The entire listing is to be repeated verbatim.

## begin

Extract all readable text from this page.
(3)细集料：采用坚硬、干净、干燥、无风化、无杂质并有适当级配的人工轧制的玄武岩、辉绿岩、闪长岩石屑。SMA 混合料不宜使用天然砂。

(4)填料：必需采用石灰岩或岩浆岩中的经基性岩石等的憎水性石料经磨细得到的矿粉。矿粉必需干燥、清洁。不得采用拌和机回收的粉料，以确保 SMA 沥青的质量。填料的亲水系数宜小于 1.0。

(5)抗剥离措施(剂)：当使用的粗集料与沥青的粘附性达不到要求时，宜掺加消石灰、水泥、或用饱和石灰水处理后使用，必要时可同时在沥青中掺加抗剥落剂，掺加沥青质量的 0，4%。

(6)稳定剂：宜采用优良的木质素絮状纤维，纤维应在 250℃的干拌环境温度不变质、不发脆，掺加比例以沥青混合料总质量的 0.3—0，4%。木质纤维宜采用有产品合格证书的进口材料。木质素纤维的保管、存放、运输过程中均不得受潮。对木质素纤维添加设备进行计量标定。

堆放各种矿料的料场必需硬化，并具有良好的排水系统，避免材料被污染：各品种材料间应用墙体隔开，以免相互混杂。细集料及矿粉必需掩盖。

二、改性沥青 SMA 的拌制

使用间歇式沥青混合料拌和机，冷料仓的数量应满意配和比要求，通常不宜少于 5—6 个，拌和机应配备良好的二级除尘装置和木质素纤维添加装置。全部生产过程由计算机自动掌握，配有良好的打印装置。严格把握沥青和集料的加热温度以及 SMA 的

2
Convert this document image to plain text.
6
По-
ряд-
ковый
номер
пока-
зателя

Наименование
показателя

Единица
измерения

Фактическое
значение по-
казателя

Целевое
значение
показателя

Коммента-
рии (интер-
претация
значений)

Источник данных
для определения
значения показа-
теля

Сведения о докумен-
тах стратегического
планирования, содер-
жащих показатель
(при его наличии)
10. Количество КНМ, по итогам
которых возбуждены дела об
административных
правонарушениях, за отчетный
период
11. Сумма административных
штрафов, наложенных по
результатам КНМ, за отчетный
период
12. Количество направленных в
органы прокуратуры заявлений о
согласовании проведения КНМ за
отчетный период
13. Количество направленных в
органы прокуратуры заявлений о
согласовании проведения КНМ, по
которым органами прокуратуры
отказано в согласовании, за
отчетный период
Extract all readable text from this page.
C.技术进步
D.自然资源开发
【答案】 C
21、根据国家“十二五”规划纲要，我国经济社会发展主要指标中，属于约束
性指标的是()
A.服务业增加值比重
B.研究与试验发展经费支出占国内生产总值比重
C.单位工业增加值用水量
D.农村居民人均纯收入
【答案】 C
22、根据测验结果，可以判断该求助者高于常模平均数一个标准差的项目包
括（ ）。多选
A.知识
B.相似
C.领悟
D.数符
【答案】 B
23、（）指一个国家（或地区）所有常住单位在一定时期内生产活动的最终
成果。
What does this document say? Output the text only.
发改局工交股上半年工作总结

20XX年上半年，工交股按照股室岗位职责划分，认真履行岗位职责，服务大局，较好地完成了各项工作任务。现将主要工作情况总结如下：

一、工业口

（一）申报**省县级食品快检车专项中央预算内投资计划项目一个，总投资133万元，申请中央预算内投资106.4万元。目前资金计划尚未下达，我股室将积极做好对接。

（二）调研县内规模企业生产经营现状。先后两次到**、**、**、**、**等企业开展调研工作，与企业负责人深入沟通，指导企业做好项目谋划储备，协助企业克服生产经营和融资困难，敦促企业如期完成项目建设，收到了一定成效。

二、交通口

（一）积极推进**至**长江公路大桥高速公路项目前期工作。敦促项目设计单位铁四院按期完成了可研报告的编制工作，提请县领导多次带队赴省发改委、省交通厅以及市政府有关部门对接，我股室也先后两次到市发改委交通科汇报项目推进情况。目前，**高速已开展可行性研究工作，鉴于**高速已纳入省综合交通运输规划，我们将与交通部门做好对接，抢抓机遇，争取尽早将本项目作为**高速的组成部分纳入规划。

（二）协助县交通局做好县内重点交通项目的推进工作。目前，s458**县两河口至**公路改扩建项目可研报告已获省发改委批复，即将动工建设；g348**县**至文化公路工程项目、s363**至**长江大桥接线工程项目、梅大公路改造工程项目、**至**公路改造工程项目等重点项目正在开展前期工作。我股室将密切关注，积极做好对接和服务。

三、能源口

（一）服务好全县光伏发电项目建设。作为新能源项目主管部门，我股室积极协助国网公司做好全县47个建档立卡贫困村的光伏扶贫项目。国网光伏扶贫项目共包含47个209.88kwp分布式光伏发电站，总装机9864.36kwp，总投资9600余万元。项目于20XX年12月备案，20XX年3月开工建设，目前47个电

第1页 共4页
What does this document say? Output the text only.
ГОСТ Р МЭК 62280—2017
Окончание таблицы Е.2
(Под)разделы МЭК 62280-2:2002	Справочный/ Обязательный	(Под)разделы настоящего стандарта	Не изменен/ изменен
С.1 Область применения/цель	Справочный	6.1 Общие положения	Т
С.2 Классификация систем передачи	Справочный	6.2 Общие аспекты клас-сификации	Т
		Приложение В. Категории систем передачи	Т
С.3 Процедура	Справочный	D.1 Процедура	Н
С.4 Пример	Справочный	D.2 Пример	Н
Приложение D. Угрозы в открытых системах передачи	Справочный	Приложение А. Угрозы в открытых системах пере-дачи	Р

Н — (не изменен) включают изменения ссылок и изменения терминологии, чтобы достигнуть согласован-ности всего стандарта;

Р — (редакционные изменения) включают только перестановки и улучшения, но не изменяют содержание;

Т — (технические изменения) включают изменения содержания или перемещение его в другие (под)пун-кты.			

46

## end

# Problem solution:
Extract all readable text from this page.
(3)细集料：采用坚硬、干净、干燥、无风化、无杂质并有适当级配的人工轧制的玄武岩、辉绿岩、闪长岩石屑。SMA 混合料不宜使用天然砂。

(4)填料：必需采用石灰岩或岩浆岩中的经基性岩石等的憎水性石料经磨细得到的矿粉。矿粉必需干燥、清洁。不得采用拌和机回收的粉料，以确保 SMA 沥青的质量。填料的亲水系数宜小于 1.0。

(5)抗剥离措施(剂)：当使用的粗集料与沥青的粘附性达不到要求时，宜掺加消石灰、水泥、或用饱和石灰水处理后使用，必要时可同时在沥青中掺加抗剥落剂，掺加沥青质量的 0，4%。

(6)稳定剂：宜采用优良的木质素絮状纤维，纤维应在 250℃的干拌环境温度不变质、不发脆，掺加比例以沥青混合料总质量的 0.3—0，4%。木质纤维宜采用有产品合格证书的进口材料。木质素纤维的保管、存放、运输过程中均不得受潮。对木质素纤维添加设备进行计量标定。

堆放各种矿料的料场必需硬化，并具有良好的排水系统，避免材料被污染：各品种材料间应用墙体隔开，以免相互混杂。细集料及矿粉必需掩盖。

二、改性沥青 SMA 的拌制

使用间歇式沥青混合料拌和机，冷料仓的数量应满意配和比要求，通常不宜少于 5—6 个，拌和机应配备良好的二级除尘装置和木质素纤维添加装置。全部生产过程由计算机自动掌握，配有良好的打印装置。严格把握沥青和集料的加热温度以及 SMA 的

2
Convert this document image to plain text.
6
По-
ряд-
ковый
номер
пока-
зателя

Наименование
показателя

Единица
измерения

Фактическое
значение по-
казателя

Целевое
значение
показателя

Коммента-
рии (интер-
претация
значений)

Источник данных
для определения
значения показа-
теля

Сведения о докумен-
тах стратегического
планирования, содер-
жащих показатель
(при его наличии)
10. Количество КНМ, по итогам
которых возбуждены дела об
административных
правонарушениях, за отчетный
период
11. Сумма административных
штрафов, наложенных по
результатам КНМ, за отчетный
период
12. Количество направленных в
органы прокуратуры заявлений о
согласовании проведения КНМ за
отчетный период
13. Количество направленных в
органы прокуратуры заявлений о
согласовании проведения КНМ, по
которым органами прокуратуры
отказано в согласовании, за
отчетный период
Extract all readable text from this page.
C.技术进步
D.自然资源开发
【答案】 C
21、根据国家“十二五”规划纲要，我国经济社会发展主要指标中，属于约束
性指标的是()
A.服务业增加值比重
B.研究与试验发展经费支出占国内生产总值比重
C.单位工业增加值用水量
D.农村居民人均纯收入
【答案】 C
22、根据测验结果，可以判断该求助者高于常模平均数一个标准差的项目包
括（ ）。多选
A.知识
B.相似
C.领悟
D.数符
【答案】 B
23、（）指一个国家（或地区）所有常住单位在一定时期内生产活动的最终
成果。
What does this document say? Output the text only.
发改局工交股上半年工作总结

20XX年上半年，工交股按照股室岗位职责划分，认真履行岗位职责，服务大局，较好地完成了各项工作任务。现将主要工作情况总结如下：

一、工业口

（一）申报**省县级食品快检车专项中央预算内投资计划项目一个，总投资133万元，申请中央预算内投资106.4万元。目前资金计划尚未下达，我股室将积极做好对接。

（二）调研县内规模企业生产经营现状。先后两次到**、**、**、**、**等企业开展调研工作，与企业负责人深入沟通，指导企业做好项目谋划储备，协助企业克服生产经营和融资困难，敦促企业如期完成项目建设，收到了一定成效。

二、交通口

（一）积极推进**至**长江公路大桥高速公路项目前期工作。敦促项目设计单位铁四院按期完成了可研报告的编制工作，提请县领导多次带队赴省发改委、省交通厅以及市政府有关部门对接，我股室也先后两次到市发改委交通科汇报项目推进情况。目前，**高速已开展可行性研究工作，鉴于**高速已纳入省综合交通运输规划，我们将与交通部门做好对接，抢抓机遇，争取尽早将本项目作为**高速的组成部分纳入规划。

（二）协助县交通局做好县内重点交通项目的推进工作。目前，s458**县两河口至**公路改扩建项目可研报告已获省发改委批复，即将动工建设；g348**县**至文化公路工程项目、s363**至**长江大桥接线工程项目、梅大公路改造工程项目、**至**公路改造工程项目等重点项目正在开展前期工作。我股室将密切关注，积极做好对接和服务。

三、能源口

（一）服务好全县光伏发电项目建设。作为新能源项目主管部门，我股室积极协助国网公司做好全县47个建档立卡贫困村的光伏扶贫项目。国网光伏扶贫项目共包含47个209.88kwp分布式光伏发电站，总装机9864.36kwp，总投资9600余万元。项目于20XX年12月备案，20XX年3月开工建设，目前47个电

第1页 共4页
What does this document say? Output the text only.
ГОСТ Р МЭК 62280—2017
Окончание таблицы Е.2
(Под)разделы МЭК 62280-2:2002	Справочный/ Обязательный	(Под)разделы настоящего стандарта	Не изменен/ изменен
С.1 Область применения/цель	Справочный	6.1 Общие положения	Т
С.2 Классификация систем передачи	Справочный	6.2 Общие аспекты клас-сификации	Т
		Приложение В. Категории систем передачи	Т
С.3 Процедура	Справочный	D.1 Процедура	Н
С.4 Пример	Справочный	D.2 Пример	Н
Приложение D. Угрозы в открытых системах передачи	Справочный	Приложение А. Угрозы в открытых системах пере-дачи	Р

Н — (не изменен) включают изменения ссылок и изменения терминологии, чтобы достигнуть согласован-ности всего стандарта;

Р — (редакционные изменения) включают только перестановки и улучшения, но не изменяют содержание;

Т — (технические изменения) включают изменения содержания или перемещение его в другие (под)пун-кты.			

46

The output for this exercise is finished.